### EXERCISE PROMPT
Your answer should be a single number: the count of lines that include the word "JSON".

• • •

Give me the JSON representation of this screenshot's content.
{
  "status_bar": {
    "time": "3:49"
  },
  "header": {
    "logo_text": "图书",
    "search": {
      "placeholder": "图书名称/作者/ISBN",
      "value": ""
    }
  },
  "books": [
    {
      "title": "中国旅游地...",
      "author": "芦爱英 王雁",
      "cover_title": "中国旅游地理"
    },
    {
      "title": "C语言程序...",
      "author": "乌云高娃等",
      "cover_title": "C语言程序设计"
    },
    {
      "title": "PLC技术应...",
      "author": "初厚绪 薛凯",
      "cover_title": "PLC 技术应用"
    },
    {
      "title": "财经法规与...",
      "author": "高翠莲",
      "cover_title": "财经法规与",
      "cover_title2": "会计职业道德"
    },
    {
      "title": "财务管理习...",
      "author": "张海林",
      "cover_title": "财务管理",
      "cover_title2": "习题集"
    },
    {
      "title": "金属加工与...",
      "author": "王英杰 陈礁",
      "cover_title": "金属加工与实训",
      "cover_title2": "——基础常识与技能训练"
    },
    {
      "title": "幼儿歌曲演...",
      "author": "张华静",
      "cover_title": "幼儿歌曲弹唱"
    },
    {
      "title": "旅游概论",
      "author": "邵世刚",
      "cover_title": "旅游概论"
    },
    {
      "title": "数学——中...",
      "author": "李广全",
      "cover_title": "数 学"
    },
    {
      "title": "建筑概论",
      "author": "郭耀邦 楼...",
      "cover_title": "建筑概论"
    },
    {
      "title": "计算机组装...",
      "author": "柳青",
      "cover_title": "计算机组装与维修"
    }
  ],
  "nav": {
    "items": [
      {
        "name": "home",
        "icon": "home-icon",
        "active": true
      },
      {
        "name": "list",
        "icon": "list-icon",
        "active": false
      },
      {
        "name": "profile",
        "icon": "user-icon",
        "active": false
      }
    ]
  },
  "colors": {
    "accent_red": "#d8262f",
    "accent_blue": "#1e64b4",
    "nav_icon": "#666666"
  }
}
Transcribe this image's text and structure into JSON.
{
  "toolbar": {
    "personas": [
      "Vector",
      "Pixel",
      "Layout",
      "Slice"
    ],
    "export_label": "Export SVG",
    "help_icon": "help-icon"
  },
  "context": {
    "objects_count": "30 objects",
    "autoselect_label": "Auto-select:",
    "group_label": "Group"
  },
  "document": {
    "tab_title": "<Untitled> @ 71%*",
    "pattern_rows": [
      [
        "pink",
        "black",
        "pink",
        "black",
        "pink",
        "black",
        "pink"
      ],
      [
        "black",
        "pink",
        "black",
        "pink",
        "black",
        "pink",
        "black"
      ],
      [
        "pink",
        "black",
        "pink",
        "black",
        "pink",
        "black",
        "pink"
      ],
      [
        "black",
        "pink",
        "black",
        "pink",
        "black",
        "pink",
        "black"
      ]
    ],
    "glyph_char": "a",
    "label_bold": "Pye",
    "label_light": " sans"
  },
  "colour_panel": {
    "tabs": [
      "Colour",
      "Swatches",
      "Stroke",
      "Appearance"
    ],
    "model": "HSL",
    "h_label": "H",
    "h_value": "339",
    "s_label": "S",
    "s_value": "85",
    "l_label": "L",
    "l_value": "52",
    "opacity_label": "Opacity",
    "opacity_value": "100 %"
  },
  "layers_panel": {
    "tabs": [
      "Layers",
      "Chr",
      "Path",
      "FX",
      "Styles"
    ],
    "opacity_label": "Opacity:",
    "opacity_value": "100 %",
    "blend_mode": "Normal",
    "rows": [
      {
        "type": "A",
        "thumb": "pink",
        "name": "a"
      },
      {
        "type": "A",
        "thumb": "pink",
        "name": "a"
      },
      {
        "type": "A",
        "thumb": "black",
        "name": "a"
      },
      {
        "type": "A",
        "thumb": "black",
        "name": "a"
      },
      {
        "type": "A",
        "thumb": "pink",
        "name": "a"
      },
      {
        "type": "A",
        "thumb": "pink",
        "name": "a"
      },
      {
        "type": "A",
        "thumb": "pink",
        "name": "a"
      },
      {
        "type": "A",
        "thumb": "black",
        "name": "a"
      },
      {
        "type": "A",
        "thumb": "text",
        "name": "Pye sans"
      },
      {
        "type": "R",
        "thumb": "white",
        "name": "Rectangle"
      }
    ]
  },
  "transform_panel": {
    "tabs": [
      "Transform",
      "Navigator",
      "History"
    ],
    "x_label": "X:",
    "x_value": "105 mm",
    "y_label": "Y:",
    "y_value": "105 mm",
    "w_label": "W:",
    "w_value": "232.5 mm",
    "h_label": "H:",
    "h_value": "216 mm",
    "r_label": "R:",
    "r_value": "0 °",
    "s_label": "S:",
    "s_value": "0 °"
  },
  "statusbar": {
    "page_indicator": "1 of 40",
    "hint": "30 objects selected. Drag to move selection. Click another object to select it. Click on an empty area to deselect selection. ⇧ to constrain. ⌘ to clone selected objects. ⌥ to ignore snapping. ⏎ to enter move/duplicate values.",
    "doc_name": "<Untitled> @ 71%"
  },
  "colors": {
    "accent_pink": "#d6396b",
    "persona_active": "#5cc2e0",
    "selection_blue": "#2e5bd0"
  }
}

• • •

### RESPONSE FOR THIS EXERCISE
2